----- SUPPLIED INFORMATION -----

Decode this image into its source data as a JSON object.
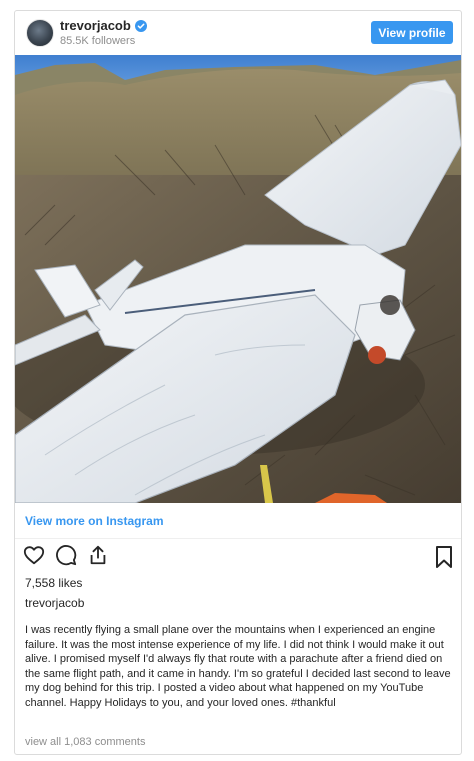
{
  "header": {
    "username": "trevorjacob",
    "followers": "85.5K followers",
    "view_profile_label": "View profile"
  },
  "post": {
    "view_more_label": "View more on Instagram",
    "likes": "7,558 likes",
    "author": "trevorjacob",
    "caption": "I was recently flying a small plane over the mountains when I experienced an engine failure. It was the most intense experience of my life. I did not think I would make it out alive. I promised myself I'd always fly that route with a parachute after a friend died on the same flight path, and it came in handy. I'm so grateful I decided last second to leave my dog behind for this trip. I posted a video about what happened on my YouTube channel. Happy Holidays to you, and your loved ones. #thankful",
    "comments_link": "view all 1,083 comments"
  },
  "icons": {
    "verified": "verified-badge-icon",
    "like": "heart-icon",
    "comment": "comment-bubble-icon",
    "share": "share-icon",
    "save": "bookmark-icon"
  },
  "colors": {
    "accent": "#3897f0",
    "text": "#262626",
    "muted": "#8e8e8e",
    "border": "#dbdbdb"
  }
}
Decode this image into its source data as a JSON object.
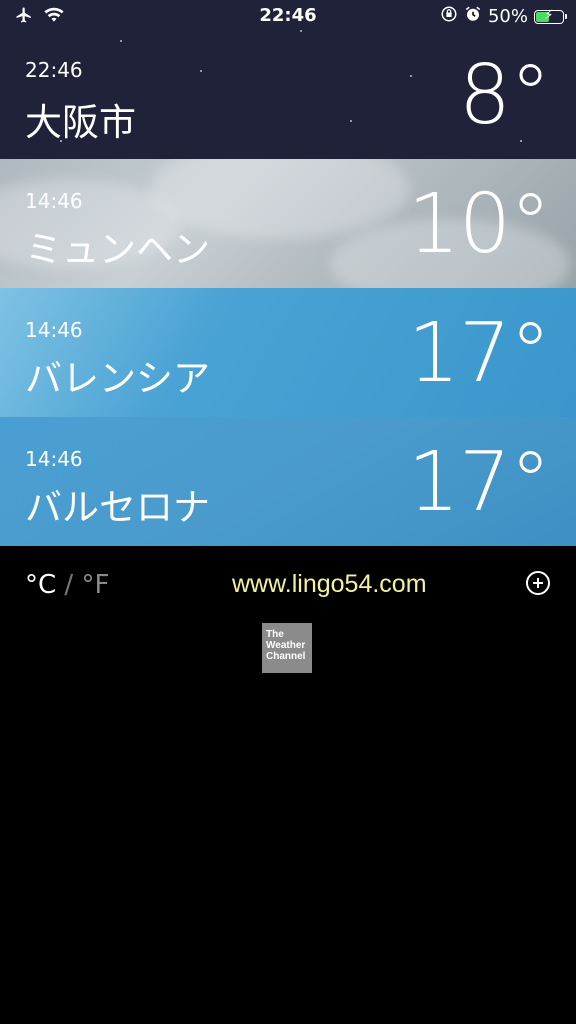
{
  "status_bar": {
    "time": "22:46",
    "battery_percent": "50%",
    "battery_level": 0.5,
    "icons": [
      "airplane-icon",
      "wifi-icon",
      "orientation-lock-icon",
      "alarm-icon",
      "battery-icon"
    ]
  },
  "cities": [
    {
      "time": "22:46",
      "name": "大阪市",
      "temp": "8°"
    },
    {
      "time": "14:46",
      "name": "ミュンヘン",
      "temp": "10°"
    },
    {
      "time": "14:46",
      "name": "バレンシア",
      "temp": "17°"
    },
    {
      "time": "14:46",
      "name": "バルセロナ",
      "temp": "17°"
    }
  ],
  "footer": {
    "unit_c": "°C",
    "unit_sep": " / ",
    "unit_f": "°F",
    "watermark": "www.lingo54.com",
    "add_icon": "plus-circle-icon"
  },
  "logo": {
    "line1": "The",
    "line2": "Weather",
    "line3": "Channel"
  },
  "colors": {
    "battery": "#4cd964",
    "watermark": "#f4f29a"
  }
}
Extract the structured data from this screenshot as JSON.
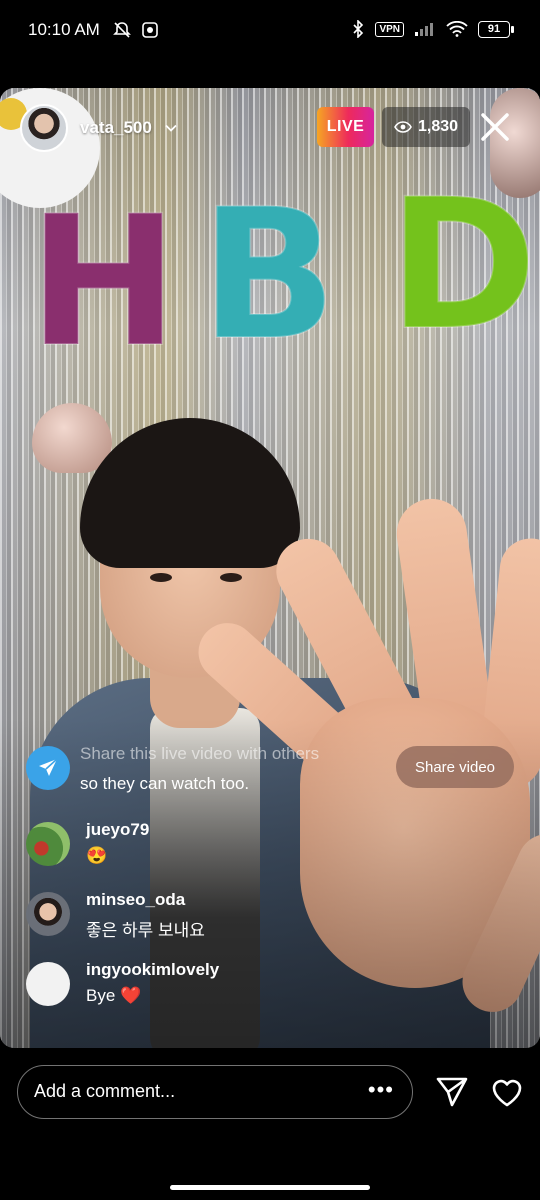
{
  "status_bar": {
    "time": "10:10 AM",
    "vpn": "VPN",
    "battery": "91",
    "icons": [
      "muted-bell-icon",
      "app-notification-icon",
      "bluetooth-icon",
      "vpn-icon",
      "signal-icon",
      "wifi-icon",
      "battery-icon"
    ]
  },
  "live": {
    "host_username": "vata_500",
    "live_label": "LIVE",
    "viewer_count": "1,830",
    "colors": {
      "live_gradient_start": "#f6a623",
      "live_gradient_end": "#d6249f"
    }
  },
  "share_prompt": {
    "line1": "Share this live video with others",
    "line2": "so they can watch too.",
    "button": "Share video",
    "icon_color": "#3aa3e8"
  },
  "comments": [
    {
      "username": "jueyo79",
      "text": "😍"
    },
    {
      "username": "minseo_oda",
      "text": "좋은 하루 보내요"
    },
    {
      "username": "ingyookimlovely",
      "text": "Bye",
      "emoji": "❤️"
    }
  ],
  "bottom_bar": {
    "comment_placeholder": "Add a comment...",
    "more": "•••"
  }
}
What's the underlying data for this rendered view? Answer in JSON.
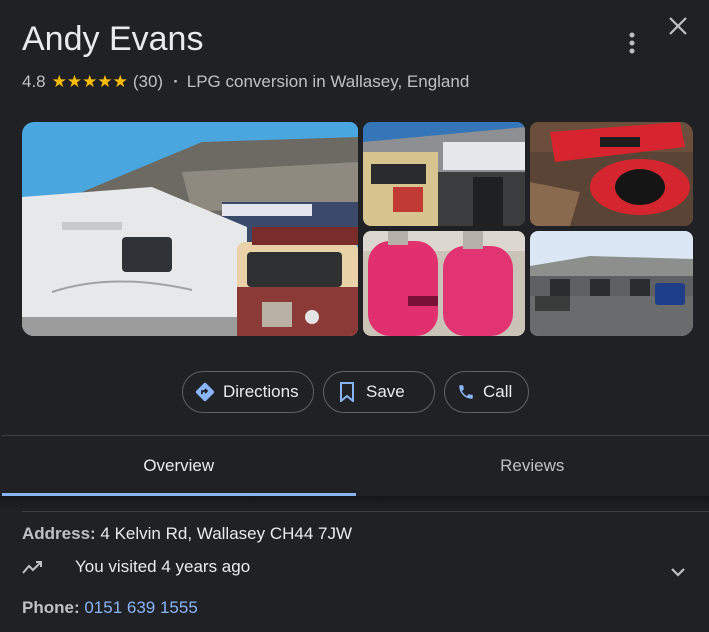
{
  "header": {
    "title": "Andy Evans",
    "more_icon": "more-vert-icon",
    "close_icon": "close-icon"
  },
  "rating": {
    "value": "4.8",
    "stars": "★★★★★",
    "count": "(30)",
    "separator": "·",
    "category": "LPG conversion in Wallasey, England",
    "star_color": "#fbbc04"
  },
  "photos": [
    {
      "name": "photo-motorhome-and-van"
    },
    {
      "name": "photo-auto-gas-garage"
    },
    {
      "name": "photo-red-cylinder-parts"
    },
    {
      "name": "photo-pink-gas-bottles"
    },
    {
      "name": "photo-industrial-units"
    }
  ],
  "actions": {
    "directions": {
      "label": "Directions",
      "icon": "directions-icon"
    },
    "save": {
      "label": "Save",
      "icon": "bookmark-icon"
    },
    "call": {
      "label": "Call",
      "icon": "phone-icon"
    }
  },
  "tabs": {
    "overview": "Overview",
    "reviews": "Reviews",
    "active": "overview",
    "accent": "#8ab4f8"
  },
  "info": {
    "address_label": "Address:",
    "address_value": " 4 Kelvin Rd, Wallasey CH44 7JW",
    "visited_text": "You visited 4 years ago",
    "visited_icon": "trending-icon",
    "phone_label": "Phone:",
    "phone_value": " 0151 639 1555",
    "expand_icon": "chevron-down-icon"
  }
}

-----

• **INSTRUCTION**
Select every line where the word "overview" occurs.

• **FINISHED TASK**
    "overview": "Overview",
    "active": "overview",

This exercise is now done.